What to do: Leave the pictures out, and retype all of the material exactly as written.

[Stored records]
....

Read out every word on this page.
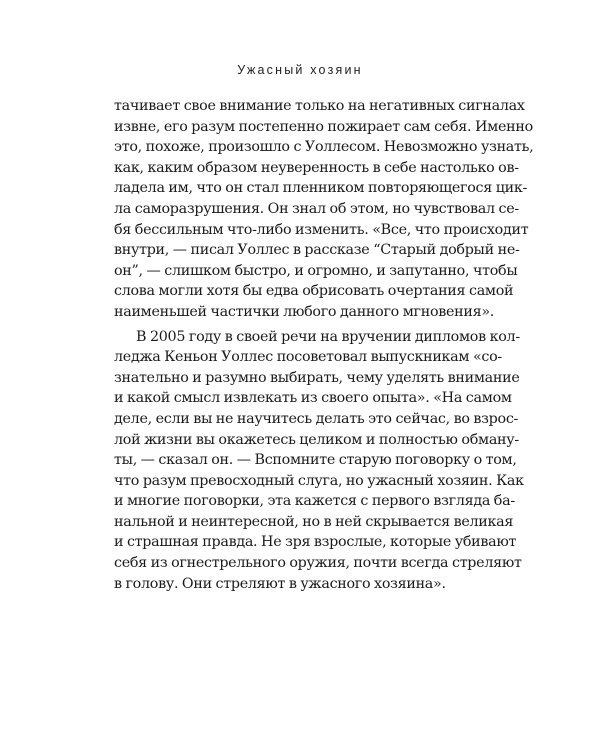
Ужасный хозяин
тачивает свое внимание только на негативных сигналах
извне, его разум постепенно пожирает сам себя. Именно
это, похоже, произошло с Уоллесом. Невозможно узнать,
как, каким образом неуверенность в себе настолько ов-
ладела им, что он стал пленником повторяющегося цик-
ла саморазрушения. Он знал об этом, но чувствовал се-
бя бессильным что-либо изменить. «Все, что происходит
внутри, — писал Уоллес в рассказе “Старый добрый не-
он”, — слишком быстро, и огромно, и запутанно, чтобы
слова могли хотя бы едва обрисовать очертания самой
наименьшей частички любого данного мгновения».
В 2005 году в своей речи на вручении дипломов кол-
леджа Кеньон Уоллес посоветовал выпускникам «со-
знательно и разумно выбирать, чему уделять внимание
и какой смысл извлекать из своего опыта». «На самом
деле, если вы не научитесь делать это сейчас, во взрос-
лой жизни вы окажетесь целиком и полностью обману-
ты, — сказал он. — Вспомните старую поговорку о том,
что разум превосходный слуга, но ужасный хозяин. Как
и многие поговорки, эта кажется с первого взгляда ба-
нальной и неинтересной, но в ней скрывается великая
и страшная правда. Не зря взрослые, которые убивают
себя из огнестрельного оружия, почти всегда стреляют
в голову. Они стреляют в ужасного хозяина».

....

Reply:
Read out every word on this page.
Ужасный хозяин
тачивает свое внимание только на негативных сигналах
извне, его разум постепенно пожирает сам себя. Именно
это, похоже, произошло с Уоллесом. Невозможно узнать,
как, каким образом неуверенность в себе настолько ов-
ладела им, что он стал пленником повторяющегося цик-
ла саморазрушения. Он знал об этом, но чувствовал се-
бя бессильным что-либо изменить. «Все, что происходит
внутри, — писал Уоллес в рассказе “Старый добрый не-
он”, — слишком быстро, и огромно, и запутанно, чтобы
слова могли хотя бы едва обрисовать очертания самой
наименьшей частички любого данного мгновения».
В 2005 году в своей речи на вручении дипломов кол-
леджа Кеньон Уоллес посоветовал выпускникам «со-
знательно и разумно выбирать, чему уделять внимание
и какой смысл извлекать из своего опыта». «На самом
деле, если вы не научитесь делать это сейчас, во взрос-
лой жизни вы окажетесь целиком и полностью обману-
ты, — сказал он. — Вспомните старую поговорку о том,
что разум превосходный слуга, но ужасный хозяин. Как
и многие поговорки, эта кажется с первого взгляда ба-
нальной и неинтересной, но в ней скрывается великая
и страшная правда. Не зря взрослые, которые убивают
себя из огнестрельного оружия, почти всегда стреляют
в голову. Они стреляют в ужасного хозяина».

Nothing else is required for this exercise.